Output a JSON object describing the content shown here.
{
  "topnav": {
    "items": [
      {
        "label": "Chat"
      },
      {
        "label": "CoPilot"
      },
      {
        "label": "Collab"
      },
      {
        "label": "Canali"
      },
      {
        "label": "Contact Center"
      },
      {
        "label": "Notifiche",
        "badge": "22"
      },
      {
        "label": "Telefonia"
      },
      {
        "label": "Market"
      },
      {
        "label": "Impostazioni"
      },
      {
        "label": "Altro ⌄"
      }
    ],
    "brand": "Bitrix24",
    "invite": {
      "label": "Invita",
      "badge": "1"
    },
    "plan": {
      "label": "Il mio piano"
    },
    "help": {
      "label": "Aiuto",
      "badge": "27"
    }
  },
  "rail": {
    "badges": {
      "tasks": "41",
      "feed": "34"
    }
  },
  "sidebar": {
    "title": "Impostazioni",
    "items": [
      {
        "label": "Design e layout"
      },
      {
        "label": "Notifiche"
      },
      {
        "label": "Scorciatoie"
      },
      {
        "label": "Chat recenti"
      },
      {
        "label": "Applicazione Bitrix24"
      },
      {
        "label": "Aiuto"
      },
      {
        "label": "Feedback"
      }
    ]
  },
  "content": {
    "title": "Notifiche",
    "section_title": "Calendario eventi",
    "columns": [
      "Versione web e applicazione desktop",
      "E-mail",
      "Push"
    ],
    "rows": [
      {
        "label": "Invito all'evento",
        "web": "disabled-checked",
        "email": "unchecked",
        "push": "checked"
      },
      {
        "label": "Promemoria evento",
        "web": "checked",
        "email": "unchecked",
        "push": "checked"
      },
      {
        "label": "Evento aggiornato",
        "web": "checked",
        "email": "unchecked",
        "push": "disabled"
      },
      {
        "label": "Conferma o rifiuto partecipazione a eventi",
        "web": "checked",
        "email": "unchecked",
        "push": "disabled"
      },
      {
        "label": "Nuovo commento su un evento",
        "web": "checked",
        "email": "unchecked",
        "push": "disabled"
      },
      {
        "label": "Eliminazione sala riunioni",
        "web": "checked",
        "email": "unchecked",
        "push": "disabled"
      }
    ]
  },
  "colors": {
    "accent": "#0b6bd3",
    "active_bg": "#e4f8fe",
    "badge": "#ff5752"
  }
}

────────

Copy out every line from the records that has the word "eventi".

### SOLUTION BELOW
    "section_title": "Calendario eventi",
        "label": "Conferma o rifiuto partecipazione a eventi",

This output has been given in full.